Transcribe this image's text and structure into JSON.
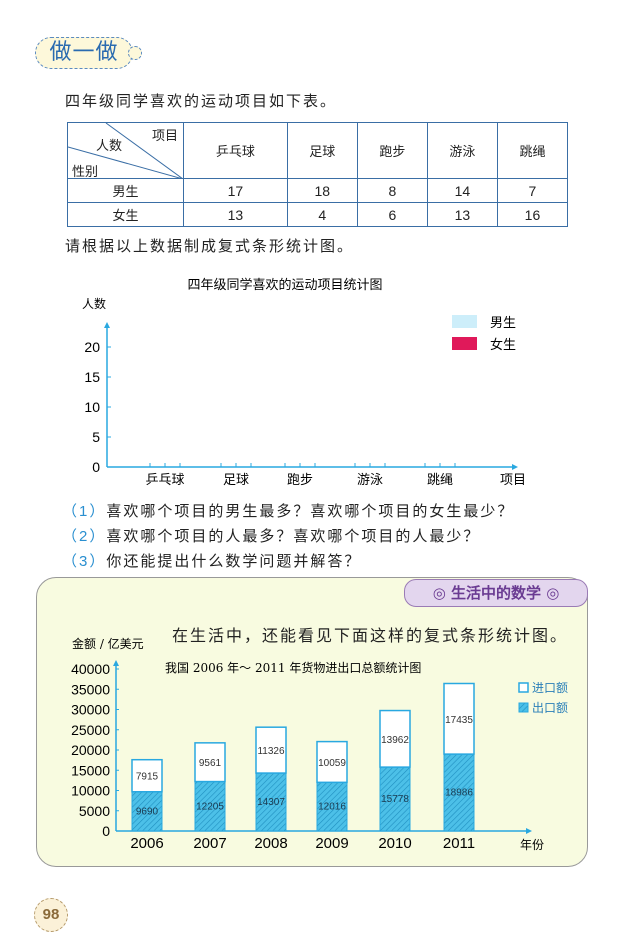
{
  "section_badge": "做一做",
  "intro": "四年级同学喜欢的运动项目如下表。",
  "table": {
    "corner": {
      "top": "项目",
      "middle": "人数",
      "bottom": "性别"
    },
    "columns": [
      "乒乓球",
      "足球",
      "跑步",
      "游泳",
      "跳绳"
    ],
    "rows": [
      {
        "label": "男生",
        "values": [
          "17",
          "18",
          "8",
          "14",
          "7"
        ]
      },
      {
        "label": "女生",
        "values": [
          "13",
          "4",
          "6",
          "13",
          "16"
        ]
      }
    ]
  },
  "instruction": "请根据以上数据制成复式条形统计图。",
  "questions": [
    {
      "num": "（1）",
      "text": "喜欢哪个项目的男生最多？喜欢哪个项目的女生最少？"
    },
    {
      "num": "（2）",
      "text": "喜欢哪个项目的人最多？喜欢哪个项目的人最少？"
    },
    {
      "num": "（3）",
      "text": "你还能提出什么数学问题并解答？"
    }
  ],
  "life_math": {
    "tag": "◎ 生活中的数学 ◎",
    "sentence": "在生活中，还能看见下面这样的复式条形统计图。"
  },
  "page_number": "98",
  "chart_data": [
    {
      "type": "bar",
      "title": "四年级同学喜欢的运动项目统计图",
      "ylabel": "人数",
      "xlabel": "项目",
      "categories": [
        "乒乓球",
        "足球",
        "跑步",
        "游泳",
        "跳绳"
      ],
      "yticks": [
        "0",
        "5",
        "10",
        "15",
        "20"
      ],
      "ylim": [
        0,
        20
      ],
      "legend": [
        {
          "name": "男生",
          "color": "#cdeefa"
        },
        {
          "name": "女生",
          "color": "#e0195a"
        }
      ],
      "legend_position": "top-right",
      "series": [],
      "note": ""
    },
    {
      "type": "bar",
      "stacked": true,
      "title": "我国 2006 年～ 2011 年货物进出口总额统计图",
      "ylabel": "金额 / 亿美元",
      "xlabel": "年份",
      "categories": [
        "2006",
        "2007",
        "2008",
        "2009",
        "2010",
        "2011"
      ],
      "yticks": [
        "0",
        "5000",
        "10000",
        "15000",
        "20000",
        "25000",
        "30000",
        "35000",
        "40000"
      ],
      "ylim": [
        0,
        40000
      ],
      "legend_position": "top-right",
      "series": [
        {
          "name": "出口额",
          "color": "#4cc0e8",
          "values": [
            9690,
            12205,
            14307,
            12016,
            15778,
            18986
          ]
        },
        {
          "name": "进口额",
          "color": "#ffffff",
          "values": [
            7915,
            9561,
            11326,
            10059,
            13962,
            17435
          ]
        }
      ]
    }
  ],
  "colors": {
    "axis": "#29a8e0",
    "table_border": "#3a6ea5",
    "panel_bg": "#f8fbe0",
    "tag_bg": "#e3d6ee"
  }
}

☆ ☆ ☆ ☆ ☆

■ Objective: Reproduce each line of the records exactly, and omit every picture.

■ Answer to this task:
Transcribe this image's text and structure into JSON.
{
  "section_badge": "做一做",
  "intro": "四年级同学喜欢的运动项目如下表。",
  "table": {
    "corner": {
      "top": "项目",
      "middle": "人数",
      "bottom": "性别"
    },
    "columns": [
      "乒乓球",
      "足球",
      "跑步",
      "游泳",
      "跳绳"
    ],
    "rows": [
      {
        "label": "男生",
        "values": [
          "17",
          "18",
          "8",
          "14",
          "7"
        ]
      },
      {
        "label": "女生",
        "values": [
          "13",
          "4",
          "6",
          "13",
          "16"
        ]
      }
    ]
  },
  "instruction": "请根据以上数据制成复式条形统计图。",
  "questions": [
    {
      "num": "（1）",
      "text": "喜欢哪个项目的男生最多？喜欢哪个项目的女生最少？"
    },
    {
      "num": "（2）",
      "text": "喜欢哪个项目的人最多？喜欢哪个项目的人最少？"
    },
    {
      "num": "（3）",
      "text": "你还能提出什么数学问题并解答？"
    }
  ],
  "life_math": {
    "tag": "◎ 生活中的数学 ◎",
    "sentence": "在生活中，还能看见下面这样的复式条形统计图。"
  },
  "page_number": "98",
  "chart_data": [
    {
      "type": "bar",
      "title": "四年级同学喜欢的运动项目统计图",
      "ylabel": "人数",
      "xlabel": "项目",
      "categories": [
        "乒乓球",
        "足球",
        "跑步",
        "游泳",
        "跳绳"
      ],
      "yticks": [
        "0",
        "5",
        "10",
        "15",
        "20"
      ],
      "ylim": [
        0,
        20
      ],
      "legend": [
        {
          "name": "男生",
          "color": "#cdeefa"
        },
        {
          "name": "女生",
          "color": "#e0195a"
        }
      ],
      "legend_position": "top-right",
      "series": [],
      "note": ""
    },
    {
      "type": "bar",
      "stacked": true,
      "title": "我国 2006 年～ 2011 年货物进出口总额统计图",
      "ylabel": "金额 / 亿美元",
      "xlabel": "年份",
      "categories": [
        "2006",
        "2007",
        "2008",
        "2009",
        "2010",
        "2011"
      ],
      "yticks": [
        "0",
        "5000",
        "10000",
        "15000",
        "20000",
        "25000",
        "30000",
        "35000",
        "40000"
      ],
      "ylim": [
        0,
        40000
      ],
      "legend_position": "top-right",
      "series": [
        {
          "name": "出口额",
          "color": "#4cc0e8",
          "values": [
            9690,
            12205,
            14307,
            12016,
            15778,
            18986
          ]
        },
        {
          "name": "进口额",
          "color": "#ffffff",
          "values": [
            7915,
            9561,
            11326,
            10059,
            13962,
            17435
          ]
        }
      ]
    }
  ],
  "colors": {
    "axis": "#29a8e0",
    "table_border": "#3a6ea5",
    "panel_bg": "#f8fbe0",
    "tag_bg": "#e3d6ee"
  }
}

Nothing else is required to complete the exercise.